**BRIEF**
Retype all material exactly. Pictures stay out of the copy.

**STORED RECORDS**
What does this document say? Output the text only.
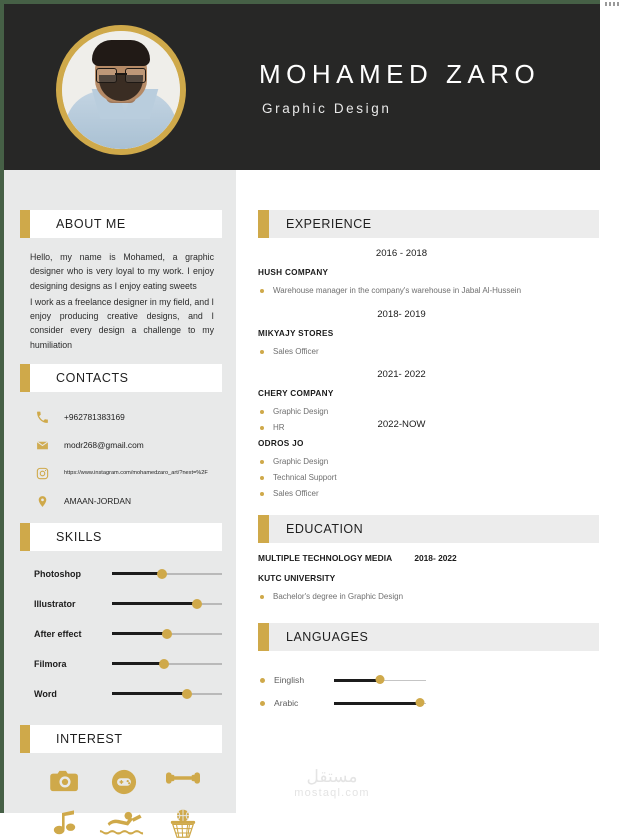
MOHAMED ZARO
Graphic Design
ABOUT ME

Hello, my name is Mohamed, a graphic designer who is very loyal to my work. I enjoy designing designs as I enjoy eating sweets

I work as a freelance designer in my field, and I enjoy producing creative designs, and I consider every design a challenge to my humiliation

CONTACTS
+962781383169
modr268@gmail.com
https://www.instagram.com/mohamedzaro_art/?next=%2F
AMAAN-JORDAN
SKILLS
Photoshop
Illustrator
After effect
Filmora
Word
INTEREST
EXPERIENCE
2016 - 2018
HUSH COMPANY
Warehouse manager in the company's warehouse in Jabal Al-Hussein
2018- 2019
MIKYAJY STORES
Sales Officer
2021- 2022
CHERY COMPANY
Graphic Design
HR	2022-NOW
ODROS JO
Graphic Design
Technical Support
Sales Officer
EDUCATION
MULTIPLE TECHNOLOGY MEDIA	2018- 2022
KUTC UNIVERSITY
Bachelor's degree in Graphic Design
LANGUAGES
Einglish
Arabic
مستقل
mostaql.com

**RESPONSE**
What does this document say? Output the text only.
MOHAMED ZARO
Graphic Design
ABOUT ME

Hello, my name is Mohamed, a graphic designer who is very loyal to my work. I enjoy designing designs as I enjoy eating sweets

I work as a freelance designer in my field, and I enjoy producing creative designs, and I consider every design a challenge to my humiliation

CONTACTS
+962781383169
modr268@gmail.com
https://www.instagram.com/mohamedzaro_art/?next=%2F
AMAAN-JORDAN
SKILLS
Photoshop
Illustrator
After effect
Filmora
Word
INTEREST
EXPERIENCE
2016 - 2018
HUSH COMPANY
Warehouse manager in the company's warehouse in Jabal Al-Hussein
2018- 2019
MIKYAJY STORES
Sales Officer
2021- 2022
CHERY COMPANY
Graphic Design
HR	2022-NOW
ODROS JO
Graphic Design
Technical Support
Sales Officer
EDUCATION
MULTIPLE TECHNOLOGY MEDIA	2018- 2022
KUTC UNIVERSITY
Bachelor's degree in Graphic Design
LANGUAGES
Einglish
Arabic
مستقل
mostaql.com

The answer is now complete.